## WHAT TO PRODUCE:
Print all of the lines exactly. Any picture among them stays out.

* start THE INPUT *

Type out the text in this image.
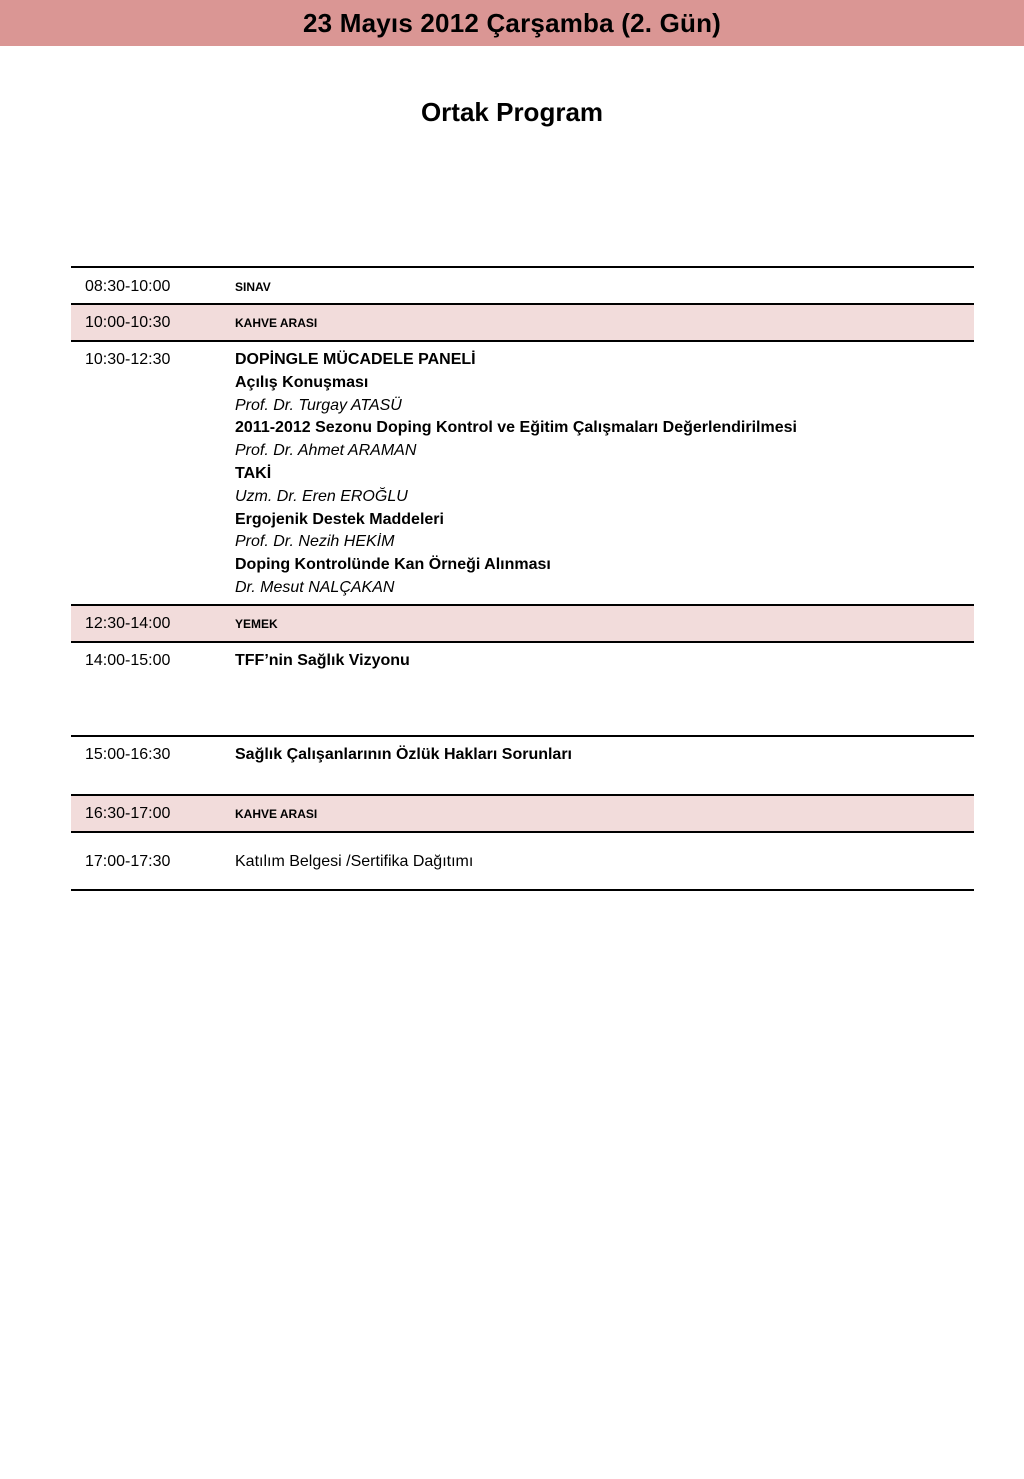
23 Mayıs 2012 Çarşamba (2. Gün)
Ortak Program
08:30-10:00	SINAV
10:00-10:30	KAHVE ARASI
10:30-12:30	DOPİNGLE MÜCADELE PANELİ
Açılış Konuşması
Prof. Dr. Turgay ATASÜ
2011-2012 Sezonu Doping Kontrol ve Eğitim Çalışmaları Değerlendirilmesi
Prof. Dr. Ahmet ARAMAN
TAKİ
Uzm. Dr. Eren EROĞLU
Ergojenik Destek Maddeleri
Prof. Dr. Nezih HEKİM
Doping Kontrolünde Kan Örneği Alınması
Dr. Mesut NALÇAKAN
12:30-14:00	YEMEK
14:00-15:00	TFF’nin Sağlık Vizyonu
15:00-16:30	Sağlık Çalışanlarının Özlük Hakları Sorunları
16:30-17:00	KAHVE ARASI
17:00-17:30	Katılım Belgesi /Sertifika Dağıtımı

* end THE INPUT *

## RESPONSE FOR THIS EXERCISE:
Type out the text in this image.
23 Mayıs 2012 Çarşamba (2. Gün)
Ortak Program
08:30-10:00	SINAV
10:00-10:30	KAHVE ARASI
10:30-12:30	DOPİNGLE MÜCADELE PANELİ
Açılış Konuşması
Prof. Dr. Turgay ATASÜ
2011-2012 Sezonu Doping Kontrol ve Eğitim Çalışmaları Değerlendirilmesi
Prof. Dr. Ahmet ARAMAN
TAKİ
Uzm. Dr. Eren EROĞLU
Ergojenik Destek Maddeleri
Prof. Dr. Nezih HEKİM
Doping Kontrolünde Kan Örneği Alınması
Dr. Mesut NALÇAKAN
12:30-14:00	YEMEK
14:00-15:00	TFF’nin Sağlık Vizyonu
15:00-16:30	Sağlık Çalışanlarının Özlük Hakları Sorunları
16:30-17:00	KAHVE ARASI
17:00-17:30	Katılım Belgesi /Sertifika Dağıtımı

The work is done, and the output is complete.